EXERCISE GOAL
Copy each line that contains the word "chọn".

---------------

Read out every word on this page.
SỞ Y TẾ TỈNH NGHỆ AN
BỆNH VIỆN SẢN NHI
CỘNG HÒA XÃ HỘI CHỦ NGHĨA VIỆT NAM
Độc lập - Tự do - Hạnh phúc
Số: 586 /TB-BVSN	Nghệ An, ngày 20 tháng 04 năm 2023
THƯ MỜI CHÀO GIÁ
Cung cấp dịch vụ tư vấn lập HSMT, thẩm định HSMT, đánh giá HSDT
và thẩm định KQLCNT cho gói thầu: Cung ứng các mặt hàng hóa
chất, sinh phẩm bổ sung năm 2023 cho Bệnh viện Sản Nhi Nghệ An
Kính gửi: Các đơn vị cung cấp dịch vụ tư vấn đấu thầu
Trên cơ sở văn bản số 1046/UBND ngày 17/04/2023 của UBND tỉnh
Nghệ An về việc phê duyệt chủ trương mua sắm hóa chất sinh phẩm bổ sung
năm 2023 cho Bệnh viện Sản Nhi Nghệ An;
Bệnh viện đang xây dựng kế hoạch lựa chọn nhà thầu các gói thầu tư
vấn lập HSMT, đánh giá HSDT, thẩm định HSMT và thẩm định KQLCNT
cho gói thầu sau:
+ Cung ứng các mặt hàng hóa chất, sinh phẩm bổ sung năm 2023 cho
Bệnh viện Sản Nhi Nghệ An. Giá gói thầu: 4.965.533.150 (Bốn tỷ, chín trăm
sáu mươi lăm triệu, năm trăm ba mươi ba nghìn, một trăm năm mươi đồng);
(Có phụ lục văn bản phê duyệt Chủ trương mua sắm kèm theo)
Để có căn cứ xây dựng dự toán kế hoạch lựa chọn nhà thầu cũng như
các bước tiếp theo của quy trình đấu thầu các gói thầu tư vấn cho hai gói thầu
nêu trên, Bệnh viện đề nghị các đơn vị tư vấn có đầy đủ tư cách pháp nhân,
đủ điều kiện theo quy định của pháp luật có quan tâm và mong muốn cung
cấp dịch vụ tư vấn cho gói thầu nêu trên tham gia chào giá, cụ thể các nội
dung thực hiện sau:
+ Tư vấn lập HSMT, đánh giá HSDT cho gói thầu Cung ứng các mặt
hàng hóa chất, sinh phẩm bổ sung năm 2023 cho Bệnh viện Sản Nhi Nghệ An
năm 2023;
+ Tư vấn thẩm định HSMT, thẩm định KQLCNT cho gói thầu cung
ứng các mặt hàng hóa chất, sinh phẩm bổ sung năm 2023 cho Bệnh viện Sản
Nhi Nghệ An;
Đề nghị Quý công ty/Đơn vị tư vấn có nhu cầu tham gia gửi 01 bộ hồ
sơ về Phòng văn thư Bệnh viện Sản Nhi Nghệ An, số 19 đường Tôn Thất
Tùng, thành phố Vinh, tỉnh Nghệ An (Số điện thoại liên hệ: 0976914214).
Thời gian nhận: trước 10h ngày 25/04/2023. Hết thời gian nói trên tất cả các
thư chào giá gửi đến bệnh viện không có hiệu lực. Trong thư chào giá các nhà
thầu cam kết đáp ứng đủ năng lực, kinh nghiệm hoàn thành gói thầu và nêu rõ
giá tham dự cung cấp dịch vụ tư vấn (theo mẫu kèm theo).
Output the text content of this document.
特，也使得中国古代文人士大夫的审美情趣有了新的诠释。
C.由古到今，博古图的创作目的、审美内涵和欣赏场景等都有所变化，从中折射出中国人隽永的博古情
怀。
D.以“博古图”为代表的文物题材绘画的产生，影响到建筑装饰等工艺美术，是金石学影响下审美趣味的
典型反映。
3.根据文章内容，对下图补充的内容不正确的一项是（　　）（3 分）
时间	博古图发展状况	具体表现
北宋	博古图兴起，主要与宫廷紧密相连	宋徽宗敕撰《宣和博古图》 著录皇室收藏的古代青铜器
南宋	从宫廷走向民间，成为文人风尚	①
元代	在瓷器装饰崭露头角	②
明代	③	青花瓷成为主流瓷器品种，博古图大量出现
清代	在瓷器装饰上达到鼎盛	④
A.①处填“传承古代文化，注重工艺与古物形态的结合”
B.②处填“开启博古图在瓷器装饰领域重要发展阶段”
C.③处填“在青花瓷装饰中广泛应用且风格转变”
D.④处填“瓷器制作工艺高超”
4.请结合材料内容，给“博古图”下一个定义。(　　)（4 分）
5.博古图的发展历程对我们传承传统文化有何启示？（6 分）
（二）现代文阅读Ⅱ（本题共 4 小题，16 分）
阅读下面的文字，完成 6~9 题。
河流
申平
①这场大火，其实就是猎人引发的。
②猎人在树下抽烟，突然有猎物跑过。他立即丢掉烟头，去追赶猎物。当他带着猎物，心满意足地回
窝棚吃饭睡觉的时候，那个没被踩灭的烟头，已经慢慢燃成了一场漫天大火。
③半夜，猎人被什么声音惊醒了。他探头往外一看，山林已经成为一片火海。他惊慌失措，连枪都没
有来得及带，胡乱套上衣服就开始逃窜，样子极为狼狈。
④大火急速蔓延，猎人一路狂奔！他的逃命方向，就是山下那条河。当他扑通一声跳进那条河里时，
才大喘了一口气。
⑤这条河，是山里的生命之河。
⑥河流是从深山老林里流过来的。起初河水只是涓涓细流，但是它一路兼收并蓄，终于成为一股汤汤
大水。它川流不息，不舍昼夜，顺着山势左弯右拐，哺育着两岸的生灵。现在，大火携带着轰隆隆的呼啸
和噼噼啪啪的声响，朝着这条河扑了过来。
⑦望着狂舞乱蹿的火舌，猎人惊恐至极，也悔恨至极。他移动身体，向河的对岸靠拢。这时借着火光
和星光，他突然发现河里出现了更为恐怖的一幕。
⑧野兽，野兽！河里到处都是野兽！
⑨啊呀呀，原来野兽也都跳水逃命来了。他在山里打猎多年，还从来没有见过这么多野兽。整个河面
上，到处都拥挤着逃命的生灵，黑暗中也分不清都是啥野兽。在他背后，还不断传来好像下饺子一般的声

---------------

OUTPUT FOR THIS EXERCISE
Bệnh viện đang xây dựng kế hoạch lựa chọn nhà thầu các gói thầu tư
Để có căn cứ xây dựng dự toán kế hoạch lựa chọn nhà thầu cũng như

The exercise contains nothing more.